_EXERCISE DIRECTIONS_
Your output is the line containing "Give me a plain-text" plus all lines after it to the end of the records, reproduced exactly, with nothing else.

Collected data:
----------------
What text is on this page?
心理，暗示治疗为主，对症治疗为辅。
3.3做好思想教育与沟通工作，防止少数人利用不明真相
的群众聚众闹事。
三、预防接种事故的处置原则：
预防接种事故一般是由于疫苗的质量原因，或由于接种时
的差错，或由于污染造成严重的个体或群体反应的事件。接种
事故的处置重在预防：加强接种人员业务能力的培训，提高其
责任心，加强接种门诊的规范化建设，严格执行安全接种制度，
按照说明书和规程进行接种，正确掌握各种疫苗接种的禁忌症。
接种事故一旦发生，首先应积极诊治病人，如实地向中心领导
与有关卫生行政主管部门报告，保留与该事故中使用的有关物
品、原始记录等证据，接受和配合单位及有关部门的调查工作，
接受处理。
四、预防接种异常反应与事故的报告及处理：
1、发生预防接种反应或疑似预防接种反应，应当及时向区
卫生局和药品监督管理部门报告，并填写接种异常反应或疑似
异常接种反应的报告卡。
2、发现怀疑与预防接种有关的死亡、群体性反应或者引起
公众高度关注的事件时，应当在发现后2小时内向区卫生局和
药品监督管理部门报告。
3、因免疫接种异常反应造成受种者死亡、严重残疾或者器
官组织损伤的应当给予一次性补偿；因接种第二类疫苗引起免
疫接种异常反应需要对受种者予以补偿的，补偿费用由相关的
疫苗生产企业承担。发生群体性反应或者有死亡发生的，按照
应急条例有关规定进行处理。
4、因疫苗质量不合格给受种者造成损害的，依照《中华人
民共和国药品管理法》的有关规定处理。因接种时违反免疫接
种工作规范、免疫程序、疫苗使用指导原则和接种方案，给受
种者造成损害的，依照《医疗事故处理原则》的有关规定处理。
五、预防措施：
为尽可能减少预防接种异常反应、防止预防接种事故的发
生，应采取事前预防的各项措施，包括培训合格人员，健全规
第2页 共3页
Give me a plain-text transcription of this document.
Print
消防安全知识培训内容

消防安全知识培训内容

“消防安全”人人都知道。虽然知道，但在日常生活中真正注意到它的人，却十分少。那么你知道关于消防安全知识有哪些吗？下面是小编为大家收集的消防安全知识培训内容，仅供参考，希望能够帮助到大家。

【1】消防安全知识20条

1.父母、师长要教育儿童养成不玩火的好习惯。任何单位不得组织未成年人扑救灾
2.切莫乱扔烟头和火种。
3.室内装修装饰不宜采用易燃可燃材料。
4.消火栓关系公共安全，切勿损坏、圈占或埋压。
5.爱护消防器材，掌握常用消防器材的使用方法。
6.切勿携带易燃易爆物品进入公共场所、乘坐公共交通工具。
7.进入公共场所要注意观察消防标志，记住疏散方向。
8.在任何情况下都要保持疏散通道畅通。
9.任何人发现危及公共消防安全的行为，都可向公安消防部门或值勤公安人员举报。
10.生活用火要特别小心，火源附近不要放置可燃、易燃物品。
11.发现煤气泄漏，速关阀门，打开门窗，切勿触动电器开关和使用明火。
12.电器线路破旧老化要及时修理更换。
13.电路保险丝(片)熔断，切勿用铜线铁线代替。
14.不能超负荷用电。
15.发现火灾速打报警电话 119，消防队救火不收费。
----------------
_SOLUTION FOR THIS PROBLEM_
Give me a plain-text transcription of this document.
Print
消防安全知识培训内容

消防安全知识培训内容

“消防安全”人人都知道。虽然知道，但在日常生活中真正注意到它的人，却十分少。那么你知道关于消防安全知识有哪些吗？下面是小编为大家收集的消防安全知识培训内容，仅供参考，希望能够帮助到大家。

【1】消防安全知识20条

1.父母、师长要教育儿童养成不玩火的好习惯。任何单位不得组织未成年人扑救灾
2.切莫乱扔烟头和火种。
3.室内装修装饰不宜采用易燃可燃材料。
4.消火栓关系公共安全，切勿损坏、圈占或埋压。
5.爱护消防器材，掌握常用消防器材的使用方法。
6.切勿携带易燃易爆物品进入公共场所、乘坐公共交通工具。
7.进入公共场所要注意观察消防标志，记住疏散方向。
8.在任何情况下都要保持疏散通道畅通。
9.任何人发现危及公共消防安全的行为，都可向公安消防部门或值勤公安人员举报。
10.生活用火要特别小心，火源附近不要放置可燃、易燃物品。
11.发现煤气泄漏，速关阀门，打开门窗，切勿触动电器开关和使用明火。
12.电器线路破旧老化要及时修理更换。
13.电路保险丝(片)熔断，切勿用铜线铁线代替。
14.不能超负荷用电。
15.发现火灾速打报警电话 119，消防队救火不收费。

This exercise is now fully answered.